(Dataset listings of figures)
____

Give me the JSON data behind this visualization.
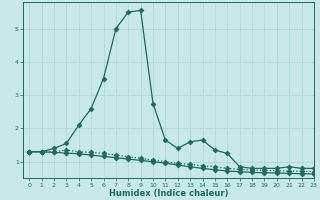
{
  "xlabel": "Humidex (Indice chaleur)",
  "background_color": "#c8e8e8",
  "grid_color": "#b0d8d8",
  "line_color": "#1a6b5a",
  "x_data": [
    0,
    1,
    2,
    3,
    4,
    5,
    6,
    7,
    8,
    9,
    10,
    11,
    12,
    13,
    14,
    15,
    16,
    17,
    18,
    19,
    20,
    21,
    22,
    23
  ],
  "series1": [
    1.3,
    1.3,
    1.4,
    1.55,
    2.1,
    2.6,
    3.5,
    5.0,
    5.5,
    5.55,
    2.75,
    1.65,
    1.4,
    1.6,
    1.65,
    1.35,
    1.25,
    0.85,
    0.8,
    0.8,
    0.8,
    0.85,
    0.8,
    0.8
  ],
  "series2": [
    1.3,
    1.3,
    1.3,
    1.35,
    1.3,
    1.28,
    1.25,
    1.2,
    1.15,
    1.1,
    1.05,
    1.0,
    0.95,
    0.92,
    0.88,
    0.85,
    0.8,
    0.77,
    0.75,
    0.74,
    0.73,
    0.72,
    0.71,
    0.7
  ],
  "series3": [
    1.3,
    1.3,
    1.28,
    1.26,
    1.24,
    1.2,
    1.16,
    1.12,
    1.08,
    1.04,
    1.0,
    0.96,
    0.9,
    0.85,
    0.8,
    0.76,
    0.72,
    0.7,
    0.68,
    0.67,
    0.66,
    0.65,
    0.64,
    0.63
  ],
  "ylim": [
    0.5,
    5.8
  ],
  "xlim": [
    -0.5,
    23
  ],
  "yticks": [
    1,
    2,
    3,
    4,
    5
  ],
  "xticks": [
    0,
    1,
    2,
    3,
    4,
    5,
    6,
    7,
    8,
    9,
    10,
    11,
    12,
    13,
    14,
    15,
    16,
    17,
    18,
    19,
    20,
    21,
    22,
    23
  ]
}
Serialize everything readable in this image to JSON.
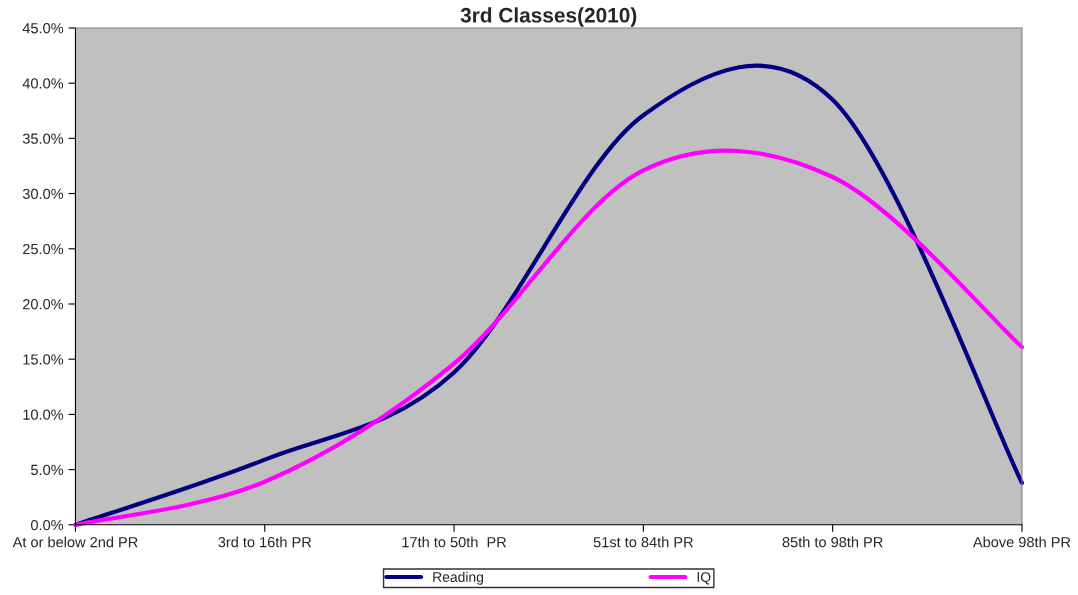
{
  "chart_data": {
    "type": "line",
    "title": "3rd Classes(2010)",
    "categories": [
      "At or below 2nd PR",
      "3rd to 16th PR",
      "17th to 50th  PR",
      "51st to 84th PR",
      "85th to 98th PR",
      "Above 98th PR"
    ],
    "series": [
      {
        "name": "Reading",
        "color": "#000080",
        "values": [
          0,
          5.9,
          13.8,
          37.1,
          38.5,
          3.8
        ]
      },
      {
        "name": "IQ",
        "color": "#ff00ff",
        "values": [
          0,
          3.9,
          14.6,
          32.1,
          31.5,
          16.1
        ]
      }
    ],
    "ylim": [
      0,
      45
    ],
    "yticks": [
      {
        "value": 0,
        "label": "0.0%"
      },
      {
        "value": 5,
        "label": "5.0%"
      },
      {
        "value": 10,
        "label": "10.0%"
      },
      {
        "value": 15,
        "label": "15.0%"
      },
      {
        "value": 20,
        "label": "20.0%"
      },
      {
        "value": 25,
        "label": "25.0%"
      },
      {
        "value": 30,
        "label": "30.0%"
      },
      {
        "value": 35,
        "label": "35.0%"
      },
      {
        "value": 40,
        "label": "40.0%"
      },
      {
        "value": 45,
        "label": "45.0%"
      }
    ],
    "grid": false,
    "legend": "bottom",
    "marker": "none",
    "line_style": "solid"
  }
}
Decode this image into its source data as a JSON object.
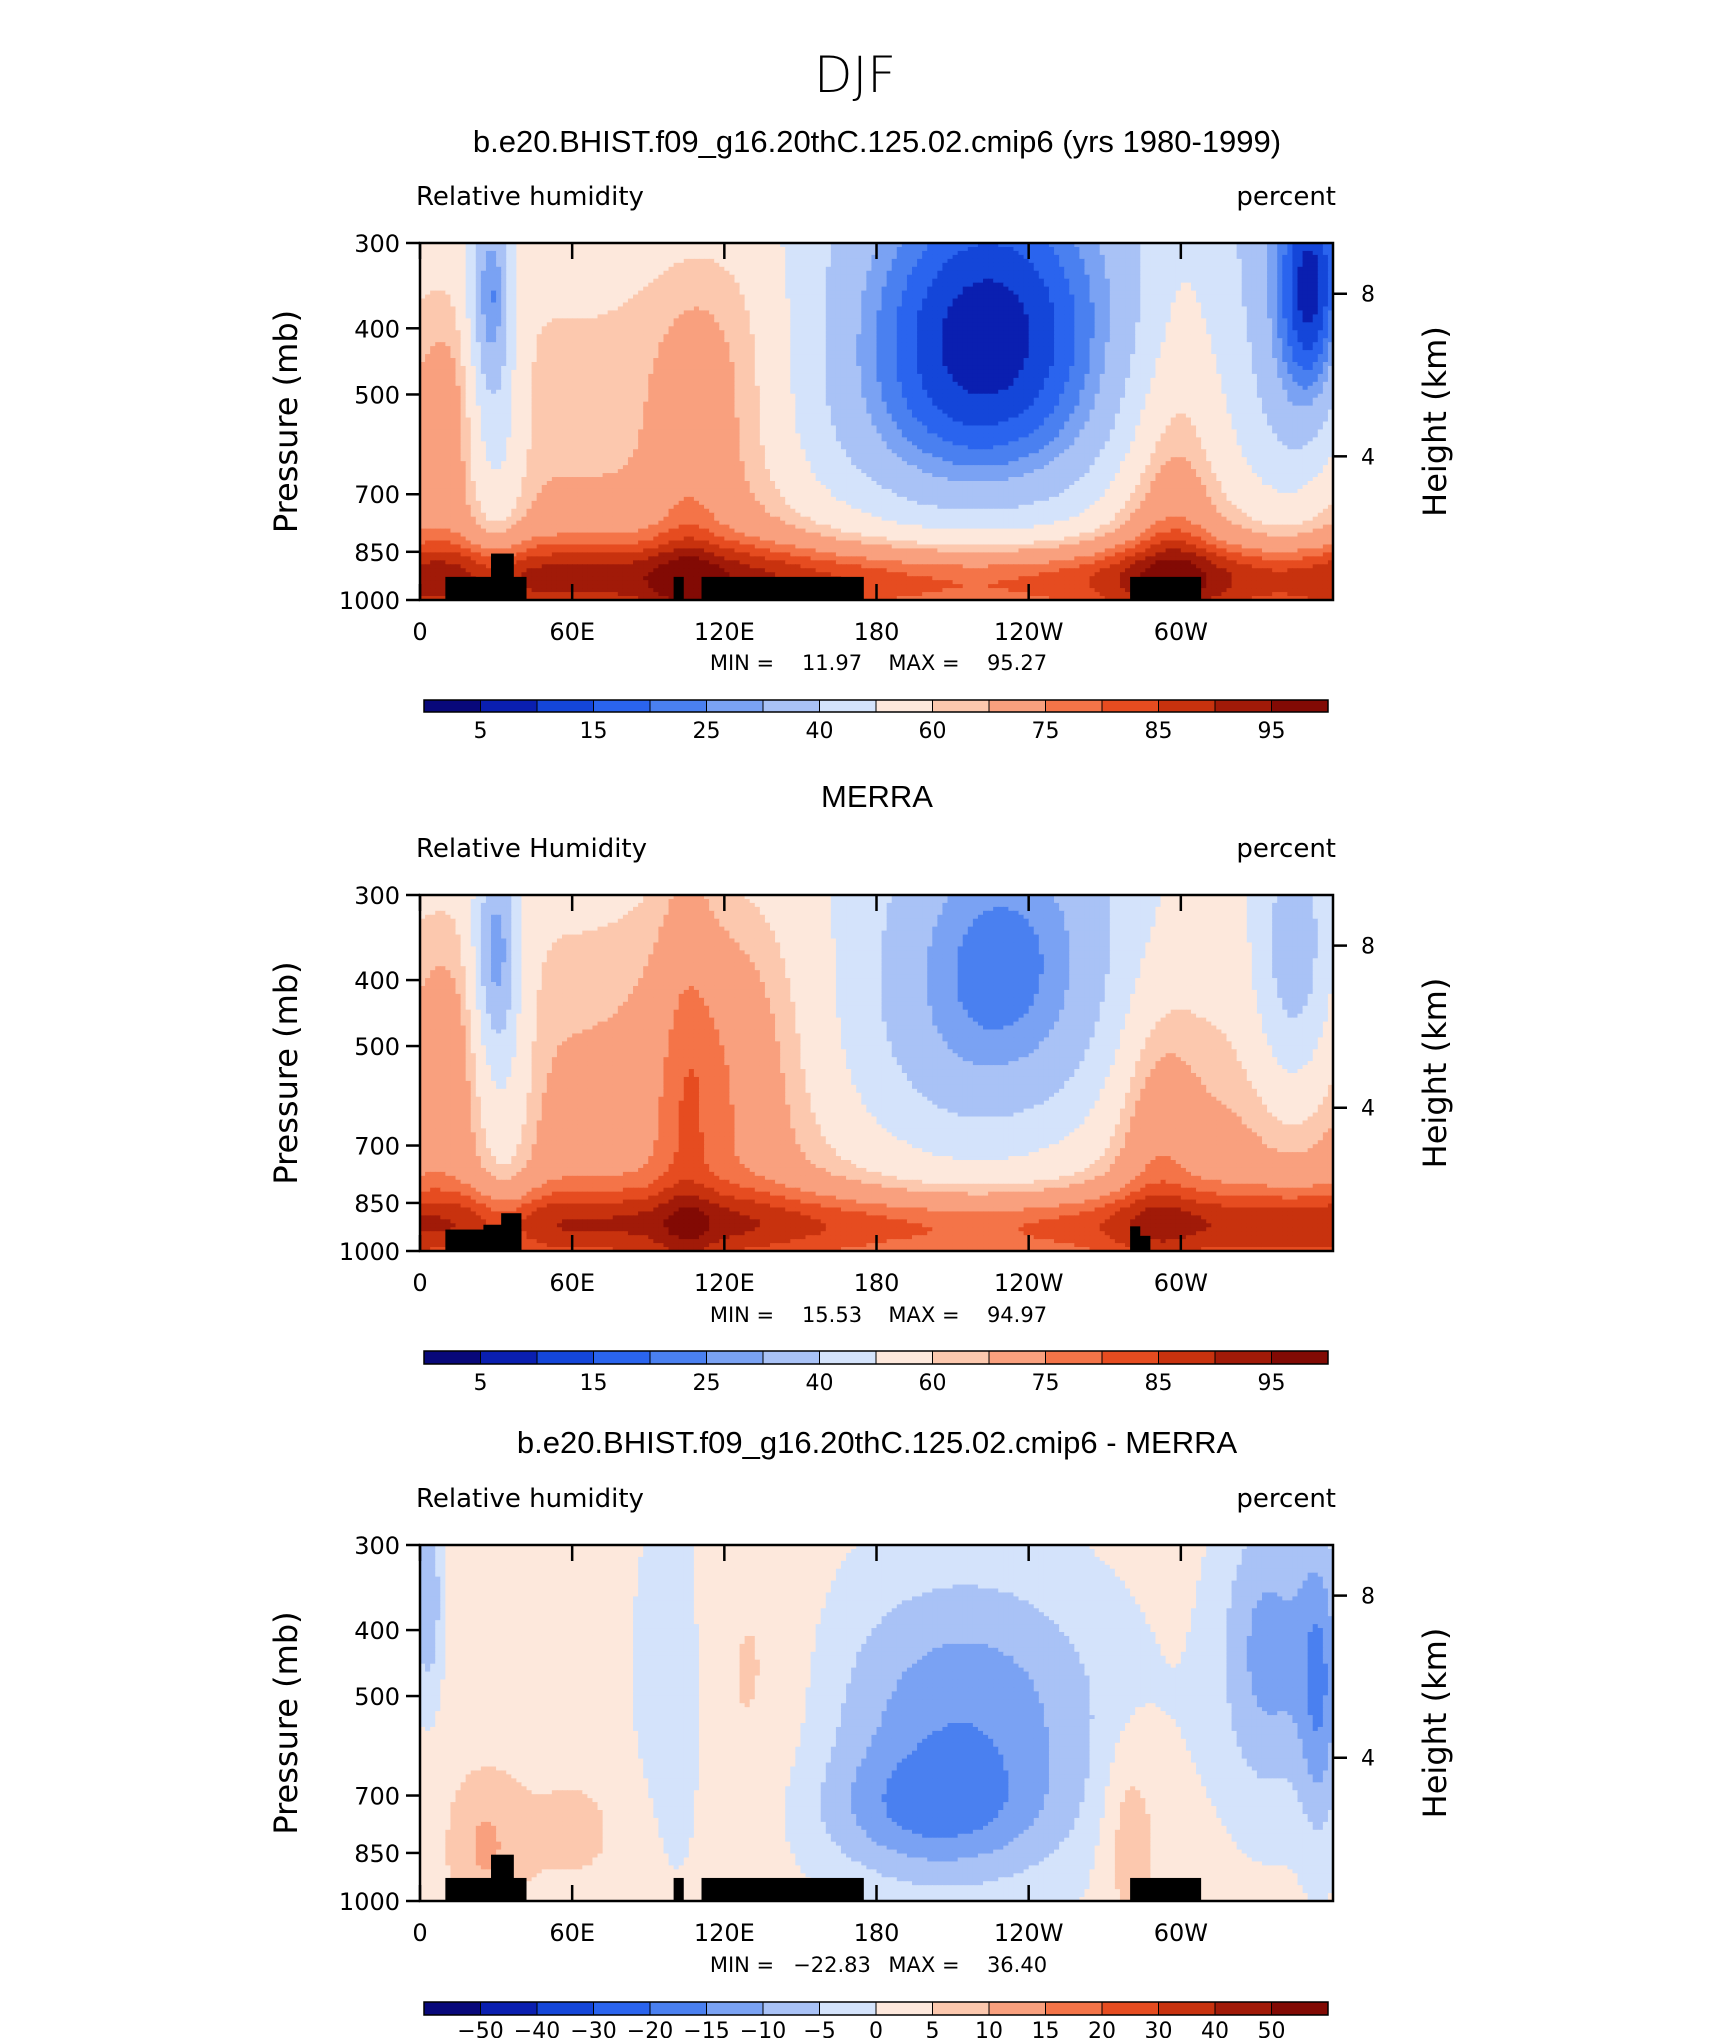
{
  "figure_title": "DJF",
  "colors": {
    "rh_levels": [
      5,
      10,
      15,
      20,
      25,
      30,
      40,
      50,
      60,
      65,
      75,
      80,
      85,
      90,
      95
    ],
    "diff_levels": [
      -50,
      -40,
      -30,
      -20,
      -15,
      -10,
      -5,
      0,
      5,
      10,
      15,
      20,
      30,
      40,
      50
    ],
    "palette": [
      "#08087a",
      "#0a1fb0",
      "#1446d9",
      "#2a64ee",
      "#4a80f0",
      "#7aa2f3",
      "#a9c2f6",
      "#d4e3fb",
      "#fde8dc",
      "#fcc8ae",
      "#f9a07e",
      "#f47448",
      "#e64c20",
      "#c8320e",
      "#a11a08",
      "#820a04"
    ],
    "land": "#000000"
  },
  "chart_data": [
    {
      "type": "heatmap",
      "title": "b.e20.BHIST.f09_g16.20thC.125.02.cmip6 (yrs 1980-1999)",
      "left_label": "Relative humidity",
      "right_label": "percent",
      "ylabel": "Pressure (mb)",
      "ylabel_right": "Height (km)",
      "x_ticks": [
        "0",
        "60E",
        "120E",
        "180",
        "120W",
        "60W"
      ],
      "y_ticks": [
        "300",
        "400",
        "500",
        "700",
        "850",
        "1000"
      ],
      "y_ticks_right": [
        "8",
        "4"
      ],
      "xlim": [
        0,
        360
      ],
      "ylim": [
        1000,
        300
      ],
      "stats": {
        "min_label": "MIN =",
        "min": "11.97",
        "max_label": "MAX =",
        "max": "95.27"
      },
      "colorbar_labels": [
        "5",
        "15",
        "25",
        "40",
        "60",
        "75",
        "85",
        "95"
      ],
      "field": "model"
    },
    {
      "type": "heatmap",
      "title": "MERRA",
      "left_label": "Relative Humidity",
      "right_label": "percent",
      "ylabel": "Pressure (mb)",
      "ylabel_right": "Height (km)",
      "x_ticks": [
        "0",
        "60E",
        "120E",
        "180",
        "120W",
        "60W"
      ],
      "y_ticks": [
        "300",
        "400",
        "500",
        "700",
        "850",
        "1000"
      ],
      "y_ticks_right": [
        "8",
        "4"
      ],
      "xlim": [
        0,
        360
      ],
      "ylim": [
        1000,
        300
      ],
      "stats": {
        "min_label": "MIN =",
        "min": "15.53",
        "max_label": "MAX =",
        "max": "94.97"
      },
      "colorbar_labels": [
        "5",
        "15",
        "25",
        "40",
        "60",
        "75",
        "85",
        "95"
      ],
      "field": "obs"
    },
    {
      "type": "heatmap",
      "title": "b.e20.BHIST.f09_g16.20thC.125.02.cmip6 - MERRA",
      "left_label": "Relative humidity",
      "right_label": "percent",
      "ylabel": "Pressure (mb)",
      "ylabel_right": "Height (km)",
      "x_ticks": [
        "0",
        "60E",
        "120E",
        "180",
        "120W",
        "60W"
      ],
      "y_ticks": [
        "300",
        "400",
        "500",
        "700",
        "850",
        "1000"
      ],
      "y_ticks_right": [
        "8",
        "4"
      ],
      "xlim": [
        0,
        360
      ],
      "ylim": [
        1000,
        300
      ],
      "stats": {
        "min_label": "MIN =",
        "min": "−22.83",
        "max_label": "MAX =",
        "max": "36.40"
      },
      "colorbar_labels": [
        "−50",
        "−40",
        "−30",
        "−20",
        "−15",
        "−10",
        "−5",
        "0",
        "5",
        "10",
        "15",
        "20",
        "30",
        "40",
        "50"
      ],
      "field": "diff"
    }
  ]
}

____

■ **AIM OF THE EXERCISE**:
Your copy should match the entries exactly, minus the pictures.

■ **RESPONSE**:
Give me the JSON data behind this visualization.
{
  "xlabel": "Humidex (Indice chaleur)",
  "background_color": "#c8e8e8",
  "grid_color": "#b0d8d8",
  "line_color": "#1a6b5a",
  "x_data": [
    0,
    1,
    2,
    3,
    4,
    5,
    6,
    7,
    8,
    9,
    10,
    11,
    12,
    13,
    14,
    15,
    16,
    17,
    18,
    19,
    20,
    21,
    22,
    23
  ],
  "series1": [
    1.3,
    1.3,
    1.4,
    1.55,
    2.1,
    2.6,
    3.5,
    5.0,
    5.5,
    5.55,
    2.75,
    1.65,
    1.4,
    1.6,
    1.65,
    1.35,
    1.25,
    0.85,
    0.8,
    0.8,
    0.8,
    0.85,
    0.8,
    0.8
  ],
  "series2": [
    1.3,
    1.3,
    1.3,
    1.35,
    1.3,
    1.28,
    1.25,
    1.2,
    1.15,
    1.1,
    1.05,
    1.0,
    0.95,
    0.92,
    0.88,
    0.85,
    0.8,
    0.77,
    0.75,
    0.74,
    0.73,
    0.72,
    0.71,
    0.7
  ],
  "series3": [
    1.3,
    1.3,
    1.28,
    1.26,
    1.24,
    1.2,
    1.16,
    1.12,
    1.08,
    1.04,
    1.0,
    0.96,
    0.9,
    0.85,
    0.8,
    0.76,
    0.72,
    0.7,
    0.68,
    0.67,
    0.66,
    0.65,
    0.64,
    0.63
  ],
  "ylim": [
    0.5,
    5.8
  ],
  "xlim": [
    -0.5,
    23
  ],
  "yticks": [
    1,
    2,
    3,
    4,
    5
  ],
  "xticks": [
    0,
    1,
    2,
    3,
    4,
    5,
    6,
    7,
    8,
    9,
    10,
    11,
    12,
    13,
    14,
    15,
    16,
    17,
    18,
    19,
    20,
    21,
    22,
    23
  ]
}
Serialize everything readable in this image to JSON.
{
  "chart_data": {
    "type": "line",
    "title": "3rd Classes(2010)",
    "categories": [
      "At or below 2nd PR",
      "3rd to 16th PR",
      "17th to 50th  PR",
      "51st to 84th PR",
      "85th to 98th PR",
      "Above 98th PR"
    ],
    "series": [
      {
        "name": "Reading",
        "color": "#000080",
        "values": [
          0,
          5.9,
          13.8,
          37.1,
          38.5,
          3.8
        ]
      },
      {
        "name": "IQ",
        "color": "#ff00ff",
        "values": [
          0,
          3.9,
          14.6,
          32.1,
          31.5,
          16.1
        ]
      }
    ],
    "ylim": [
      0,
      45
    ],
    "yticks": [
      {
        "value": 0,
        "label": "0.0%"
      },
      {
        "value": 5,
        "label": "5.0%"
      },
      {
        "value": 10,
        "label": "10.0%"
      },
      {
        "value": 15,
        "label": "15.0%"
      },
      {
        "value": 20,
        "label": "20.0%"
      },
      {
        "value": 25,
        "label": "25.0%"
      },
      {
        "value": 30,
        "label": "30.0%"
      },
      {
        "value": 35,
        "label": "35.0%"
      },
      {
        "value": 40,
        "label": "40.0%"
      },
      {
        "value": 45,
        "label": "45.0%"
      }
    ],
    "grid": false,
    "legend": "bottom",
    "marker": "none",
    "line_style": "solid"
  }
}
Decode this image into its source data as a JSON object.
{
  "figure_title": "DJF",
  "colors": {
    "rh_levels": [
      5,
      10,
      15,
      20,
      25,
      30,
      40,
      50,
      60,
      65,
      75,
      80,
      85,
      90,
      95
    ],
    "diff_levels": [
      -50,
      -40,
      -30,
      -20,
      -15,
      -10,
      -5,
      0,
      5,
      10,
      15,
      20,
      30,
      40,
      50
    ],
    "palette": [
      "#08087a",
      "#0a1fb0",
      "#1446d9",
      "#2a64ee",
      "#4a80f0",
      "#7aa2f3",
      "#a9c2f6",
      "#d4e3fb",
      "#fde8dc",
      "#fcc8ae",
      "#f9a07e",
      "#f47448",
      "#e64c20",
      "#c8320e",
      "#a11a08",
      "#820a04"
    ],
    "land": "#000000"
  },
  "chart_data": [
    {
      "type": "heatmap",
      "title": "b.e20.BHIST.f09_g16.20thC.125.02.cmip6 (yrs 1980-1999)",
      "left_label": "Relative humidity",
      "right_label": "percent",
      "ylabel": "Pressure (mb)",
      "ylabel_right": "Height (km)",
      "x_ticks": [
        "0",
        "60E",
        "120E",
        "180",
        "120W",
        "60W"
      ],
      "y_ticks": [
        "300",
        "400",
        "500",
        "700",
        "850",
        "1000"
      ],
      "y_ticks_right": [
        "8",
        "4"
      ],
      "xlim": [
        0,
        360
      ],
      "ylim": [
        1000,
        300
      ],
      "stats": {
        "min_label": "MIN =",
        "min": "11.97",
        "max_label": "MAX =",
        "max": "95.27"
      },
      "colorbar_labels": [
        "5",
        "15",
        "25",
        "40",
        "60",
        "75",
        "85",
        "95"
      ],
      "field": "model"
    },
    {
      "type": "heatmap",
      "title": "MERRA",
      "left_label": "Relative Humidity",
      "right_label": "percent",
      "ylabel": "Pressure (mb)",
      "ylabel_right": "Height (km)",
      "x_ticks": [
        "0",
        "60E",
        "120E",
        "180",
        "120W",
        "60W"
      ],
      "y_ticks": [
        "300",
        "400",
        "500",
        "700",
        "850",
        "1000"
      ],
      "y_ticks_right": [
        "8",
        "4"
      ],
      "xlim": [
        0,
        360
      ],
      "ylim": [
        1000,
        300
      ],
      "stats": {
        "min_label": "MIN =",
        "min": "15.53",
        "max_label": "MAX =",
        "max": "94.97"
      },
      "colorbar_labels": [
        "5",
        "15",
        "25",
        "40",
        "60",
        "75",
        "85",
        "95"
      ],
      "field": "obs"
    },
    {
      "type": "heatmap",
      "title": "b.e20.BHIST.f09_g16.20thC.125.02.cmip6 - MERRA",
      "left_label": "Relative humidity",
      "right_label": "percent",
      "ylabel": "Pressure (mb)",
      "ylabel_right": "Height (km)",
      "x_ticks": [
        "0",
        "60E",
        "120E",
        "180",
        "120W",
        "60W"
      ],
      "y_ticks": [
        "300",
        "400",
        "500",
        "700",
        "850",
        "1000"
      ],
      "y_ticks_right": [
        "8",
        "4"
      ],
      "xlim": [
        0,
        360
      ],
      "ylim": [
        1000,
        300
      ],
      "stats": {
        "min_label": "MIN =",
        "min": "−22.83",
        "max_label": "MAX =",
        "max": "36.40"
      },
      "colorbar_labels": [
        "−50",
        "−40",
        "−30",
        "−20",
        "−15",
        "−10",
        "−5",
        "0",
        "5",
        "10",
        "15",
        "20",
        "30",
        "40",
        "50"
      ],
      "field": "diff"
    }
  ]
}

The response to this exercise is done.